» **Given records**
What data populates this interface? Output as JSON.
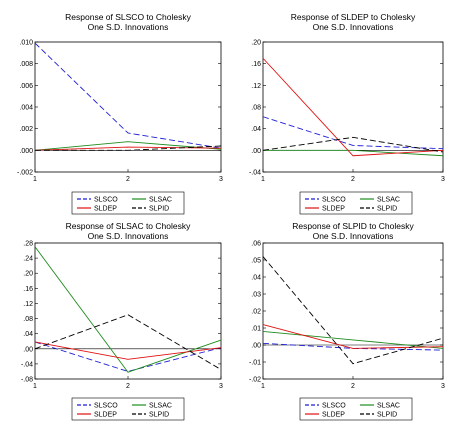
{
  "chart_data": [
    {
      "type": "line",
      "title": "Response of SLSCO to Cholesky",
      "subtitle": "One S.D. Innovations",
      "x": [
        1,
        2,
        3
      ],
      "x_ticks": [
        "1",
        "2",
        "3"
      ],
      "ylim": [
        -0.002,
        0.01
      ],
      "y_ticks": [
        ".010",
        ".008",
        ".006",
        ".004",
        ".002",
        ".000",
        "-.002"
      ],
      "y_tick_values": [
        0.01,
        0.008,
        0.006,
        0.004,
        0.002,
        0.0,
        -0.002
      ],
      "series": [
        {
          "name": "SLSCO",
          "values": [
            0.0099,
            0.0016,
            0.0002
          ]
        },
        {
          "name": "SLSAC",
          "values": [
            0.0,
            0.0008,
            0.0001
          ]
        },
        {
          "name": "SLDEP",
          "values": [
            0.0,
            0.0003,
            0.0002
          ]
        },
        {
          "name": "SLPID",
          "values": [
            0.0,
            0.0,
            0.0004
          ]
        }
      ],
      "legend_position": "bottom"
    },
    {
      "type": "line",
      "title": "Response of SLDEP to Cholesky",
      "subtitle": "One S.D. Innovations",
      "x": [
        1,
        2,
        3
      ],
      "x_ticks": [
        "1",
        "2",
        "3"
      ],
      "ylim": [
        -0.04,
        0.2
      ],
      "y_ticks": [
        ".20",
        ".16",
        ".12",
        ".08",
        ".04",
        ".00",
        "-.04"
      ],
      "y_tick_values": [
        0.2,
        0.16,
        0.12,
        0.08,
        0.04,
        0.0,
        -0.04
      ],
      "series": [
        {
          "name": "SLSCO",
          "values": [
            0.062,
            0.009,
            0.003
          ]
        },
        {
          "name": "SLSAC",
          "values": [
            0.0,
            0.0,
            -0.01
          ]
        },
        {
          "name": "SLDEP",
          "values": [
            0.17,
            -0.01,
            0.0
          ]
        },
        {
          "name": "SLPID",
          "values": [
            0.0,
            0.024,
            -0.003
          ]
        }
      ],
      "legend_position": "bottom"
    },
    {
      "type": "line",
      "title": "Response of SLSAC to Cholesky",
      "subtitle": "One S.D. Innovations",
      "x": [
        1,
        2,
        3
      ],
      "x_ticks": [
        "1",
        "2",
        "3"
      ],
      "ylim": [
        -0.08,
        0.28
      ],
      "y_ticks": [
        ".28",
        ".24",
        ".20",
        ".16",
        ".12",
        ".08",
        ".04",
        ".00",
        "-.04",
        "-.08"
      ],
      "y_tick_values": [
        0.28,
        0.24,
        0.2,
        0.16,
        0.12,
        0.08,
        0.04,
        0.0,
        -0.04,
        -0.08
      ],
      "series": [
        {
          "name": "SLSCO",
          "values": [
            0.018,
            -0.06,
            0.003
          ]
        },
        {
          "name": "SLSAC",
          "values": [
            0.27,
            -0.062,
            0.023
          ]
        },
        {
          "name": "SLDEP",
          "values": [
            0.018,
            -0.028,
            0.003
          ]
        },
        {
          "name": "SLPID",
          "values": [
            0.0,
            0.09,
            -0.055
          ]
        }
      ],
      "legend_position": "bottom"
    },
    {
      "type": "line",
      "title": "Response of SLPID to Cholesky",
      "subtitle": "One S.D. Innovations",
      "x": [
        1,
        2,
        3
      ],
      "x_ticks": [
        "1",
        "2",
        "3"
      ],
      "ylim": [
        -0.02,
        0.06
      ],
      "y_ticks": [
        ".06",
        ".05",
        ".04",
        ".03",
        ".02",
        ".01",
        ".00",
        "-.01",
        "-.02"
      ],
      "y_tick_values": [
        0.06,
        0.05,
        0.04,
        0.03,
        0.02,
        0.01,
        0.0,
        -0.01,
        -0.02
      ],
      "series": [
        {
          "name": "SLSCO",
          "values": [
            0.001,
            -0.002,
            -0.003
          ]
        },
        {
          "name": "SLSAC",
          "values": [
            0.008,
            0.003,
            -0.002
          ]
        },
        {
          "name": "SLDEP",
          "values": [
            0.012,
            -0.002,
            -0.001
          ]
        },
        {
          "name": "SLPID",
          "values": [
            0.052,
            -0.011,
            0.004
          ]
        }
      ],
      "legend_position": "bottom"
    }
  ],
  "series_colors": {
    "SLSCO": "#1f1fd6",
    "SLSAC": "#1e8c1e",
    "SLDEP": "#e01010",
    "SLPID": "#000000"
  },
  "series_dash": {
    "SLSCO": "dashed",
    "SLSAC": "solid",
    "SLDEP": "solid",
    "SLPID": "dashed"
  }
}
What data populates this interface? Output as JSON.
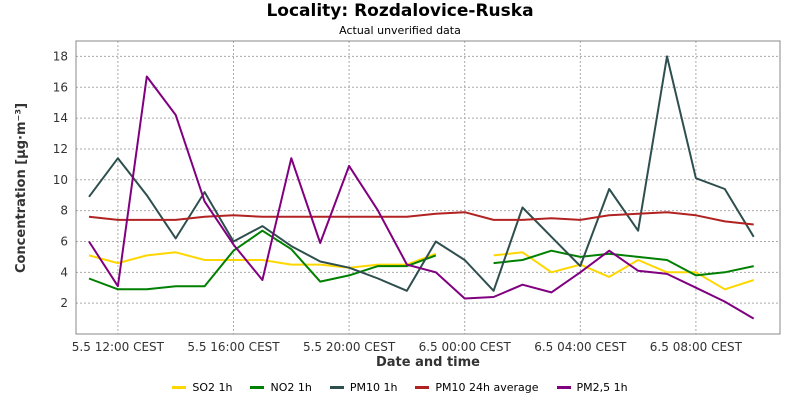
{
  "chart_data": {
    "type": "line",
    "title": "Locality: Rozdalovice-Ruska",
    "subtitle": "Actual unverified data",
    "xlabel": "Date and time",
    "ylabel": "Concentration [µg·m⁻³]",
    "ylim": [
      0,
      19
    ],
    "yticks": [
      2,
      4,
      6,
      8,
      10,
      12,
      14,
      16,
      18
    ],
    "grid": true,
    "legend_position": "bottom",
    "x_ticks": [
      "5.5 12:00 CEST",
      "5.5 16:00 CEST",
      "5.5 20:00 CEST",
      "6.5 00:00 CEST",
      "6.5 04:00 CEST",
      "6.5 08:00 CEST"
    ],
    "x": [
      "5.5 11:00",
      "5.5 12:00",
      "5.5 13:00",
      "5.5 14:00",
      "5.5 15:00",
      "5.5 16:00",
      "5.5 17:00",
      "5.5 18:00",
      "5.5 19:00",
      "5.5 20:00",
      "5.5 21:00",
      "5.5 22:00",
      "5.5 23:00",
      "6.5 00:00",
      "6.5 01:00",
      "6.5 02:00",
      "6.5 03:00",
      "6.5 04:00",
      "6.5 05:00",
      "6.5 06:00",
      "6.5 07:00",
      "6.5 08:00",
      "6.5 09:00",
      "6.5 10:00"
    ],
    "series": [
      {
        "name": "SO2 1h",
        "color": "#ffd700",
        "values": [
          5.1,
          4.6,
          5.1,
          5.3,
          4.8,
          4.8,
          4.8,
          4.5,
          4.5,
          4.3,
          4.5,
          4.5,
          5.2,
          null,
          5.1,
          5.3,
          4.0,
          4.5,
          3.7,
          4.8,
          4.0,
          4.0,
          2.9,
          3.5
        ]
      },
      {
        "name": "NO2 1h",
        "color": "#008000",
        "values": [
          3.6,
          2.9,
          2.9,
          3.1,
          3.1,
          5.4,
          6.7,
          5.5,
          3.4,
          3.8,
          4.4,
          4.4,
          5.1,
          null,
          4.6,
          4.8,
          5.4,
          5.0,
          5.2,
          5.0,
          4.8,
          3.8,
          4.0,
          4.4
        ]
      },
      {
        "name": "PM10 1h",
        "color": "#2f4f4f",
        "values": [
          8.9,
          11.4,
          9.0,
          6.2,
          9.2,
          6.0,
          7.0,
          5.7,
          4.7,
          4.3,
          3.6,
          2.8,
          6.0,
          4.8,
          2.8,
          8.2,
          6.3,
          4.4,
          9.4,
          6.7,
          18.0,
          10.1,
          9.4,
          6.3
        ]
      },
      {
        "name": "PM10 24h average",
        "color": "#b22222",
        "values": [
          7.6,
          7.4,
          7.4,
          7.4,
          7.6,
          7.7,
          7.6,
          7.6,
          7.6,
          7.6,
          7.6,
          7.6,
          7.8,
          7.9,
          7.4,
          7.4,
          7.5,
          7.4,
          7.7,
          7.8,
          7.9,
          7.7,
          7.3,
          7.1
        ]
      },
      {
        "name": "PM2,5 1h",
        "color": "#800080",
        "values": [
          6.0,
          3.1,
          16.7,
          14.2,
          8.6,
          5.8,
          3.5,
          11.4,
          5.9,
          10.9,
          8.0,
          4.5,
          4.0,
          2.3,
          2.4,
          3.2,
          2.7,
          4.0,
          5.4,
          4.1,
          3.9,
          3.0,
          2.1,
          1.0
        ]
      }
    ]
  }
}
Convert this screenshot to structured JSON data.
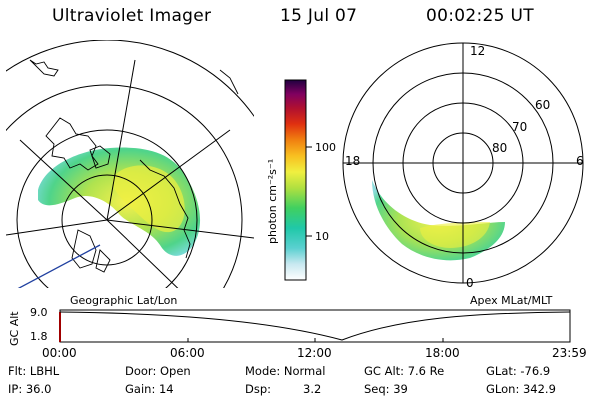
{
  "header": {
    "instrument": "Ultraviolet Imager",
    "date": "15 Jul 07",
    "time": "00:02:25 UT"
  },
  "colorbar": {
    "units": "photon cm⁻²s⁻¹",
    "ticks": [
      "100",
      "10"
    ]
  },
  "left_panel": {
    "caption": "Geographic Lat/Lon"
  },
  "right_panel": {
    "caption": "Apex MLat/MLT",
    "mlt_labels": [
      "12",
      "18",
      "6",
      "0"
    ],
    "mlat_labels": [
      "60",
      "70",
      "80"
    ]
  },
  "altitude_plot": {
    "ylabel": "GC Alt",
    "yticks": [
      "9.0",
      "1.8"
    ],
    "xticks": [
      "00:00",
      "06:00",
      "12:00",
      "18:00",
      "23:59"
    ]
  },
  "info": {
    "row1": [
      "Flt: LBHL",
      "Door: Open",
      "Mode: Normal",
      "GC Alt: 7.6 Re",
      "GLat: -76.9"
    ],
    "row2": [
      "IP: 36.0",
      "Gain: 14",
      "Dsp:",
      "3.2",
      "Seq: 39",
      "GLon: 342.9"
    ]
  }
}
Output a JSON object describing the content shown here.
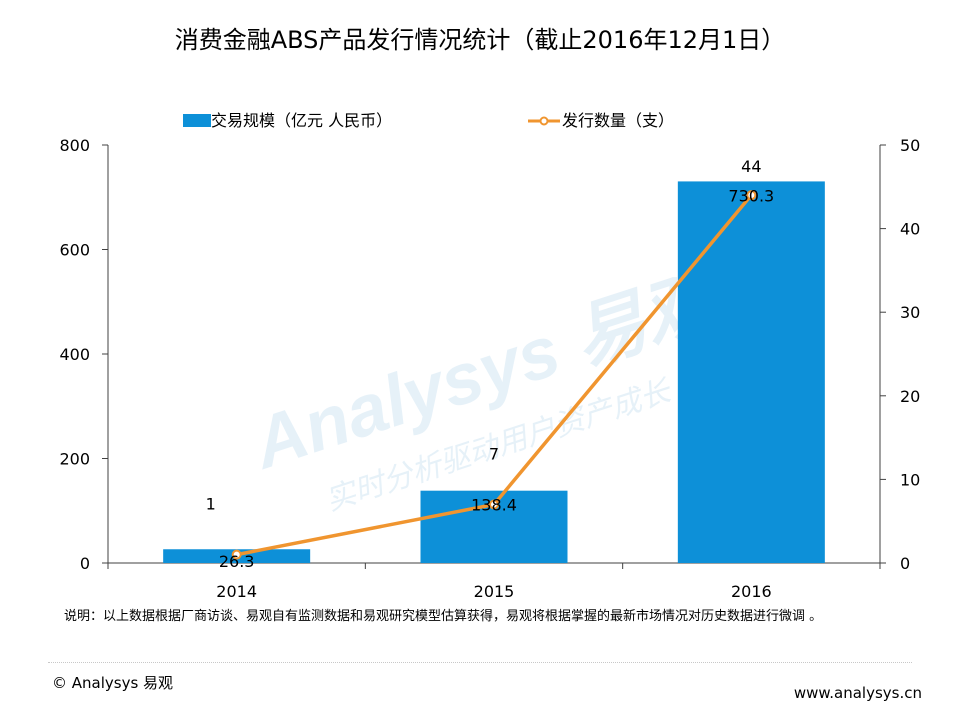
{
  "title": "消费金融ABS产品发行情况统计（截止2016年12月1日）",
  "chart_data": {
    "type": "bar+line",
    "categories": [
      "2014",
      "2015",
      "2016"
    ],
    "series": [
      {
        "name": "交易规模（亿元 人民币）",
        "type": "bar",
        "axis": "left",
        "values": [
          26.3,
          138.4,
          730.3
        ],
        "color": "#0d90d8",
        "labels": [
          "26.3",
          "138.4",
          "730.3"
        ]
      },
      {
        "name": "发行数量（支）",
        "type": "line",
        "axis": "right",
        "values": [
          1,
          7,
          44
        ],
        "color": "#f0952f",
        "labels": [
          "1",
          "7",
          "44"
        ]
      }
    ],
    "y_left": {
      "min": 0,
      "max": 800,
      "ticks": [
        "0",
        "200",
        "400",
        "600",
        "800"
      ]
    },
    "y_right": {
      "min": 0,
      "max": 50,
      "ticks": [
        "0",
        "10",
        "20",
        "30",
        "40",
        "50"
      ]
    },
    "legend": "top",
    "grid": false
  },
  "watermark": {
    "text": "Analysys 易观",
    "subtext": "实时分析驱动用户资产成长"
  },
  "note": "说明：以上数据根据厂商访谈、易观自有监测数据和易观研究模型估算获得，易观将根据掌握的最新市场情况对历史数据进行微调 。",
  "footer": {
    "copyright": "© Analysys 易观",
    "website": "www.analysys.cn"
  }
}
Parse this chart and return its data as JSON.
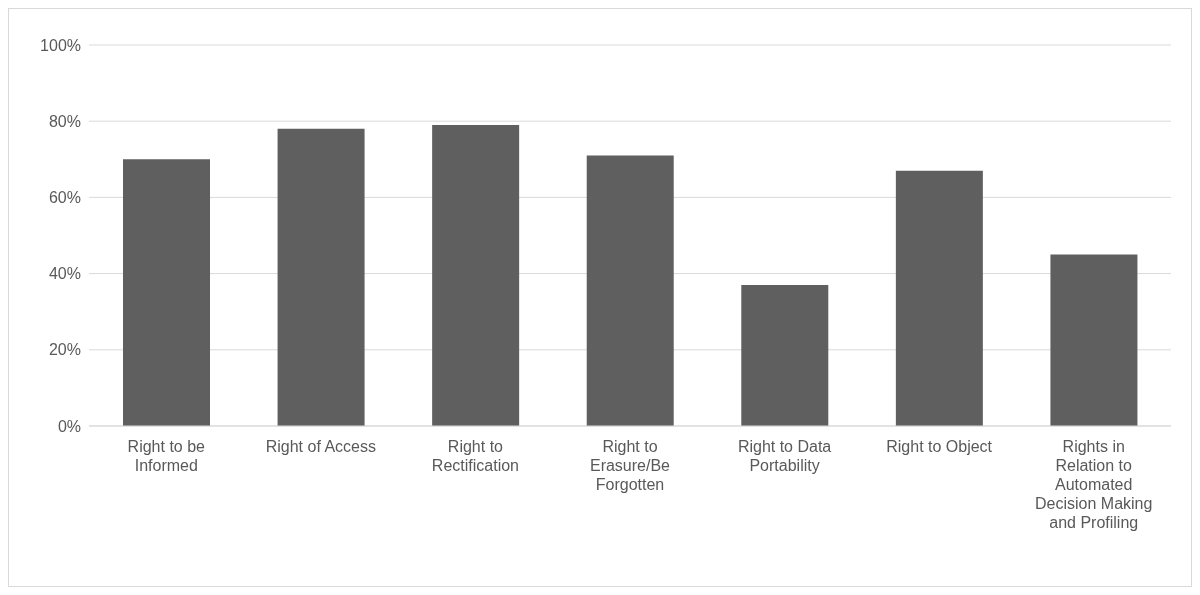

» **Exercise directions**
Gather all the lines that include the word "JSON" and copy them out.

» **Task response**
What data populates this interface? Output as JSON.
What data populates this interface? Output as JSON.
Convert this screenshot to structured JSON data.
Output a JSON object describing the content shown here.
Parse this chart and return its data as JSON.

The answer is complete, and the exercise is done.